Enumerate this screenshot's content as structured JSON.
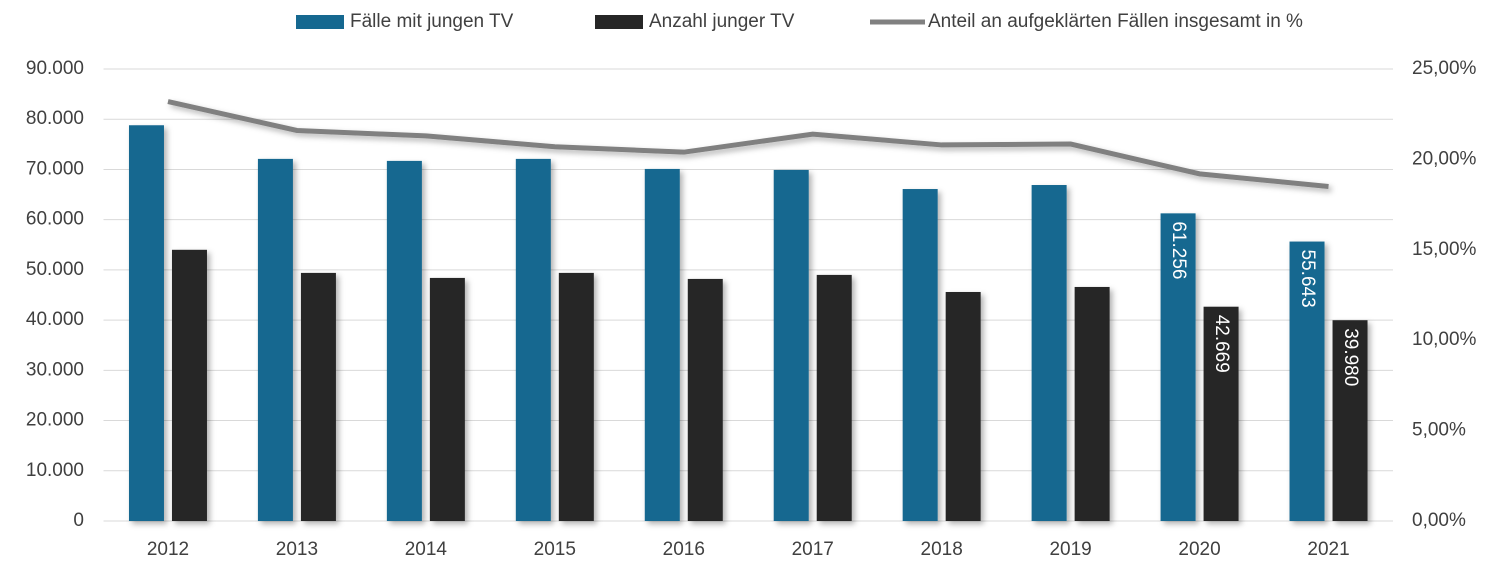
{
  "chart_data": {
    "type": "bar_line",
    "categories": [
      "2012",
      "2013",
      "2014",
      "2015",
      "2016",
      "2017",
      "2018",
      "2019",
      "2020",
      "2021"
    ],
    "series": [
      {
        "name": "Fälle mit jungen TV",
        "color": "#156890",
        "type": "bar",
        "values": [
          78800,
          72100,
          71700,
          72100,
          70100,
          69900,
          66100,
          66900,
          61256,
          55643
        ],
        "value_labels": [
          null,
          null,
          null,
          null,
          null,
          null,
          null,
          null,
          "61.256",
          "55.643"
        ]
      },
      {
        "name": "Anzahl junger TV",
        "color": "#262626",
        "type": "bar",
        "values": [
          54000,
          49400,
          48400,
          49400,
          48200,
          49000,
          45600,
          46600,
          42669,
          39980
        ],
        "value_labels": [
          null,
          null,
          null,
          null,
          null,
          null,
          null,
          null,
          "42.669",
          "39.980"
        ]
      },
      {
        "name": "Anteil an aufgeklärten Fällen insgesamt in %",
        "color": "#808080",
        "type": "line",
        "axis": "y2",
        "values": [
          23.2,
          21.6,
          21.3,
          20.7,
          20.4,
          21.4,
          20.8,
          20.85,
          19.2,
          18.5
        ]
      }
    ],
    "ylim": [
      0,
      90000
    ],
    "yticks": [
      {
        "value": 0,
        "label": "0"
      },
      {
        "value": 10000,
        "label": "10.000"
      },
      {
        "value": 20000,
        "label": "20.000"
      },
      {
        "value": 30000,
        "label": "30.000"
      },
      {
        "value": 40000,
        "label": "40.000"
      },
      {
        "value": 50000,
        "label": "50.000"
      },
      {
        "value": 60000,
        "label": "60.000"
      },
      {
        "value": 70000,
        "label": "70.000"
      },
      {
        "value": 80000,
        "label": "80.000"
      },
      {
        "value": 90000,
        "label": "90.000"
      }
    ],
    "y2lim": [
      0,
      25
    ],
    "y2ticks": [
      {
        "value": 0,
        "label": "0,00%"
      },
      {
        "value": 5,
        "label": "5,00%"
      },
      {
        "value": 10,
        "label": "10,00%"
      },
      {
        "value": 15,
        "label": "15,00%"
      },
      {
        "value": 20,
        "label": "20,00%"
      },
      {
        "value": 25,
        "label": "25,00%"
      }
    ],
    "grid": true,
    "legend": "top"
  }
}
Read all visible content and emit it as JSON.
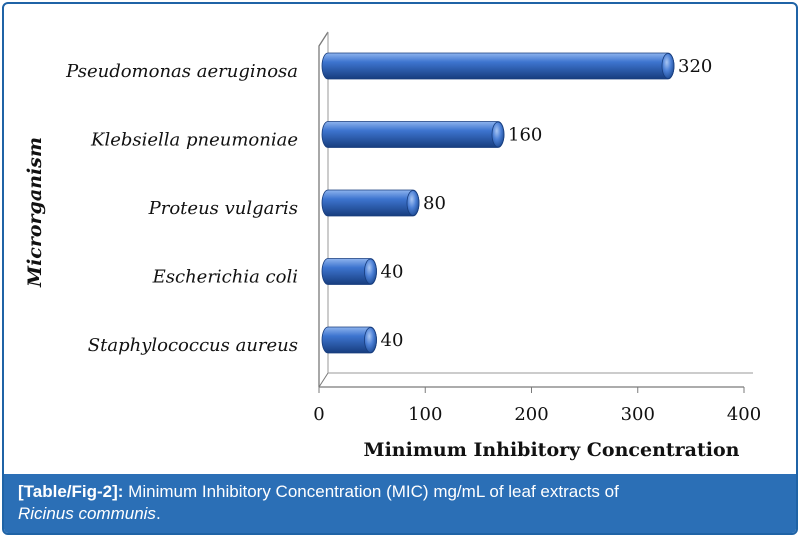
{
  "chart_data": {
    "type": "bar",
    "orientation": "horizontal",
    "categories": [
      "Pseudomonas aeruginosa",
      "Klebsiella pneumoniae",
      "Proteus vulgaris",
      "Escherichia coli",
      "Staphylococcus aureus"
    ],
    "values": [
      320,
      160,
      80,
      40,
      40
    ],
    "data_labels": [
      "320",
      "160",
      "80",
      "40",
      "40"
    ],
    "xlabel": "Minimum Inhibitory Concentration",
    "ylabel": "Microrganism",
    "xlim": [
      0,
      400
    ],
    "xticks": [
      "0",
      "100",
      "200",
      "300",
      "400"
    ],
    "bar_color": "#2f62b8",
    "grid": false,
    "legend": "none"
  },
  "caption": {
    "tag": "[Table/Fig-2]:",
    "text": " Minimum Inhibitory Concentration (MIC) mg/mL of leaf extracts of ",
    "species": "Ricinus communis",
    "end": ".",
    "color": "#2b6fb6"
  }
}
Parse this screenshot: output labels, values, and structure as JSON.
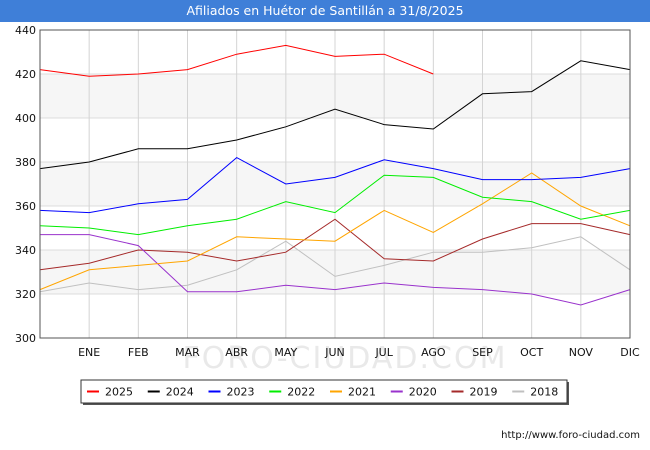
{
  "chart_data": {
    "type": "line",
    "title": "Afiliados en Huétor de Santillán a 31/8/2025",
    "categories": [
      "",
      "ENE",
      "FEB",
      "MAR",
      "ABR",
      "MAY",
      "JUN",
      "JUL",
      "AGO",
      "SEP",
      "OCT",
      "NOV",
      "DIC"
    ],
    "ylim": [
      300,
      440
    ],
    "yticks": [
      300,
      320,
      340,
      360,
      380,
      400,
      420,
      440
    ],
    "grid": true,
    "legend_position": "bottom",
    "series": [
      {
        "name": "2025",
        "color": "#ff0000",
        "values": [
          422,
          419,
          420,
          422,
          429,
          433,
          428,
          429,
          420,
          null,
          null,
          null,
          null
        ]
      },
      {
        "name": "2024",
        "color": "#000000",
        "values": [
          377,
          380,
          386,
          386,
          390,
          396,
          404,
          397,
          395,
          411,
          412,
          426,
          422
        ]
      },
      {
        "name": "2023",
        "color": "#0000ff",
        "values": [
          358,
          357,
          361,
          363,
          382,
          370,
          373,
          381,
          377,
          372,
          372,
          373,
          377
        ]
      },
      {
        "name": "2022",
        "color": "#00ee00",
        "values": [
          351,
          350,
          347,
          351,
          354,
          362,
          357,
          374,
          373,
          364,
          362,
          354,
          358
        ]
      },
      {
        "name": "2021",
        "color": "#ffa500",
        "values": [
          322,
          331,
          333,
          335,
          346,
          345,
          344,
          358,
          348,
          361,
          375,
          360,
          351
        ]
      },
      {
        "name": "2020",
        "color": "#9932cc",
        "values": [
          347,
          347,
          342,
          321,
          321,
          324,
          322,
          325,
          323,
          322,
          320,
          315,
          322
        ]
      },
      {
        "name": "2019",
        "color": "#a52a2a",
        "values": [
          331,
          334,
          340,
          339,
          335,
          339,
          354,
          336,
          335,
          345,
          352,
          352,
          347
        ]
      },
      {
        "name": "2018",
        "color": "#c0c0c0",
        "values": [
          321,
          325,
          322,
          324,
          331,
          344,
          328,
          333,
          339,
          339,
          341,
          346,
          331
        ]
      }
    ]
  },
  "watermark": "FORO-CIUDAD.COM",
  "footer_url": "http://www.foro-ciudad.com"
}
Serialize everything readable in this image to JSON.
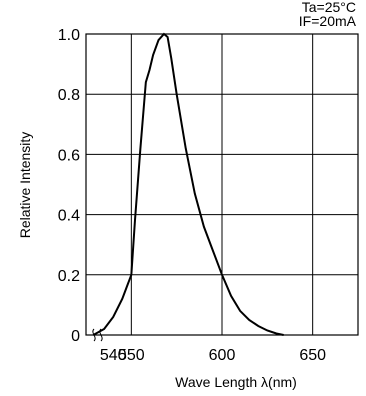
{
  "chart_data": {
    "type": "line",
    "conditions": [
      "Ta=25°C",
      "IF=20mA"
    ],
    "xlabel": "Wave Length  λ(nm)",
    "ylabel": "Relative Intensity",
    "xlim": [
      525,
      675
    ],
    "ylim": [
      0,
      1.0
    ],
    "x_ticks": [
      "540",
      "550",
      "600",
      "650"
    ],
    "y_ticks": [
      "0",
      "0.2",
      "0.4",
      "0.6",
      "0.8",
      "1.0"
    ],
    "grid": true,
    "axis_break": "x",
    "series": [
      {
        "x": [
          529,
          535,
          540,
          545,
          550,
          552,
          555,
          558,
          560,
          562,
          565,
          568,
          570,
          572,
          575,
          580,
          585,
          590,
          595,
          600,
          605,
          610,
          615,
          620,
          625,
          630,
          634
        ],
        "y": [
          0.0,
          0.02,
          0.06,
          0.12,
          0.2,
          0.38,
          0.62,
          0.84,
          0.88,
          0.93,
          0.98,
          1.0,
          0.99,
          0.92,
          0.8,
          0.62,
          0.47,
          0.36,
          0.28,
          0.2,
          0.13,
          0.08,
          0.05,
          0.03,
          0.015,
          0.005,
          0.0
        ]
      }
    ]
  }
}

[What needs to be done]: Restate every record exactly, please; do not copy the pictures.

[Solution]:
Enumerate this screenshot's content as structured JSON.
{
  "chart_data": {
    "type": "bar_line",
    "categories": [
      "2012",
      "2013",
      "2014",
      "2015",
      "2016",
      "2017",
      "2018",
      "2019",
      "2020",
      "2021"
    ],
    "series": [
      {
        "name": "Fälle mit jungen TV",
        "color": "#156890",
        "type": "bar",
        "values": [
          78800,
          72100,
          71700,
          72100,
          70100,
          69900,
          66100,
          66900,
          61256,
          55643
        ],
        "value_labels": [
          null,
          null,
          null,
          null,
          null,
          null,
          null,
          null,
          "61.256",
          "55.643"
        ]
      },
      {
        "name": "Anzahl junger TV",
        "color": "#262626",
        "type": "bar",
        "values": [
          54000,
          49400,
          48400,
          49400,
          48200,
          49000,
          45600,
          46600,
          42669,
          39980
        ],
        "value_labels": [
          null,
          null,
          null,
          null,
          null,
          null,
          null,
          null,
          "42.669",
          "39.980"
        ]
      },
      {
        "name": "Anteil an aufgeklärten Fällen insgesamt in %",
        "color": "#808080",
        "type": "line",
        "axis": "y2",
        "values": [
          23.2,
          21.6,
          21.3,
          20.7,
          20.4,
          21.4,
          20.8,
          20.85,
          19.2,
          18.5
        ]
      }
    ],
    "ylim": [
      0,
      90000
    ],
    "yticks": [
      {
        "value": 0,
        "label": "0"
      },
      {
        "value": 10000,
        "label": "10.000"
      },
      {
        "value": 20000,
        "label": "20.000"
      },
      {
        "value": 30000,
        "label": "30.000"
      },
      {
        "value": 40000,
        "label": "40.000"
      },
      {
        "value": 50000,
        "label": "50.000"
      },
      {
        "value": 60000,
        "label": "60.000"
      },
      {
        "value": 70000,
        "label": "70.000"
      },
      {
        "value": 80000,
        "label": "80.000"
      },
      {
        "value": 90000,
        "label": "90.000"
      }
    ],
    "y2lim": [
      0,
      25
    ],
    "y2ticks": [
      {
        "value": 0,
        "label": "0,00%"
      },
      {
        "value": 5,
        "label": "5,00%"
      },
      {
        "value": 10,
        "label": "10,00%"
      },
      {
        "value": 15,
        "label": "15,00%"
      },
      {
        "value": 20,
        "label": "20,00%"
      },
      {
        "value": 25,
        "label": "25,00%"
      }
    ],
    "grid": true,
    "legend": "top"
  }
}
Read all visible content and emit it as JSON.
{
  "chart_data": {
    "type": "bar",
    "orientation": "horizontal",
    "categories": [
      "Pseudomonas aeruginosa",
      "Klebsiella pneumoniae",
      "Proteus vulgaris",
      "Escherichia coli",
      "Staphylococcus aureus"
    ],
    "values": [
      320,
      160,
      80,
      40,
      40
    ],
    "data_labels": [
      "320",
      "160",
      "80",
      "40",
      "40"
    ],
    "xlabel": "Minimum Inhibitory Concentration",
    "ylabel": "Microrganism",
    "xlim": [
      0,
      400
    ],
    "xticks": [
      "0",
      "100",
      "200",
      "300",
      "400"
    ],
    "bar_color": "#2f62b8",
    "grid": false,
    "legend": "none"
  },
  "caption": {
    "tag": "[Table/Fig-2]:",
    "text": " Minimum Inhibitory Concentration (MIC) mg/mL of leaf extracts of ",
    "species": "Ricinus communis",
    "end": ".",
    "color": "#2b6fb6"
  }
}
Parse this screenshot: output labels, values, and structure as JSON.
{
  "chart_data": {
    "type": "line",
    "title": "Afiliados en Huétor de Santillán a 31/8/2025",
    "categories": [
      "",
      "ENE",
      "FEB",
      "MAR",
      "ABR",
      "MAY",
      "JUN",
      "JUL",
      "AGO",
      "SEP",
      "OCT",
      "NOV",
      "DIC"
    ],
    "ylim": [
      300,
      440
    ],
    "yticks": [
      300,
      320,
      340,
      360,
      380,
      400,
      420,
      440
    ],
    "grid": true,
    "legend_position": "bottom",
    "series": [
      {
        "name": "2025",
        "color": "#ff0000",
        "values": [
          422,
          419,
          420,
          422,
          429,
          433,
          428,
          429,
          420,
          null,
          null,
          null,
          null
        ]
      },
      {
        "name": "2024",
        "color": "#000000",
        "values": [
          377,
          380,
          386,
          386,
          390,
          396,
          404,
          397,
          395,
          411,
          412,
          426,
          422
        ]
      },
      {
        "name": "2023",
        "color": "#0000ff",
        "values": [
          358,
          357,
          361,
          363,
          382,
          370,
          373,
          381,
          377,
          372,
          372,
          373,
          377
        ]
      },
      {
        "name": "2022",
        "color": "#00ee00",
        "values": [
          351,
          350,
          347,
          351,
          354,
          362,
          357,
          374,
          373,
          364,
          362,
          354,
          358
        ]
      },
      {
        "name": "2021",
        "color": "#ffa500",
        "values": [
          322,
          331,
          333,
          335,
          346,
          345,
          344,
          358,
          348,
          361,
          375,
          360,
          351
        ]
      },
      {
        "name": "2020",
        "color": "#9932cc",
        "values": [
          347,
          347,
          342,
          321,
          321,
          324,
          322,
          325,
          323,
          322,
          320,
          315,
          322
        ]
      },
      {
        "name": "2019",
        "color": "#a52a2a",
        "values": [
          331,
          334,
          340,
          339,
          335,
          339,
          354,
          336,
          335,
          345,
          352,
          352,
          347
        ]
      },
      {
        "name": "2018",
        "color": "#c0c0c0",
        "values": [
          321,
          325,
          322,
          324,
          331,
          344,
          328,
          333,
          339,
          339,
          341,
          346,
          331
        ]
      }
    ]
  },
  "watermark": "FORO-CIUDAD.COM",
  "footer_url": "http://www.foro-ciudad.com"
}
Serialize everything readable in this image to JSON.
{
  "chart_data": {
    "type": "line",
    "conditions": [
      "Ta=25°C",
      "IF=20mA"
    ],
    "xlabel": "Wave Length  λ(nm)",
    "ylabel": "Relative Intensity",
    "xlim": [
      525,
      675
    ],
    "ylim": [
      0,
      1.0
    ],
    "x_ticks": [
      "540",
      "550",
      "600",
      "650"
    ],
    "y_ticks": [
      "0",
      "0.2",
      "0.4",
      "0.6",
      "0.8",
      "1.0"
    ],
    "grid": true,
    "axis_break": "x",
    "series": [
      {
        "x": [
          529,
          535,
          540,
          545,
          550,
          552,
          555,
          558,
          560,
          562,
          565,
          568,
          570,
          572,
          575,
          580,
          585,
          590,
          595,
          600,
          605,
          610,
          615,
          620,
          625,
          630,
          634
        ],
        "y": [
          0.0,
          0.02,
          0.06,
          0.12,
          0.2,
          0.38,
          0.62,
          0.84,
          0.88,
          0.93,
          0.98,
          1.0,
          0.99,
          0.92,
          0.8,
          0.62,
          0.47,
          0.36,
          0.28,
          0.2,
          0.13,
          0.08,
          0.05,
          0.03,
          0.015,
          0.005,
          0.0
        ]
      }
    ]
  }
}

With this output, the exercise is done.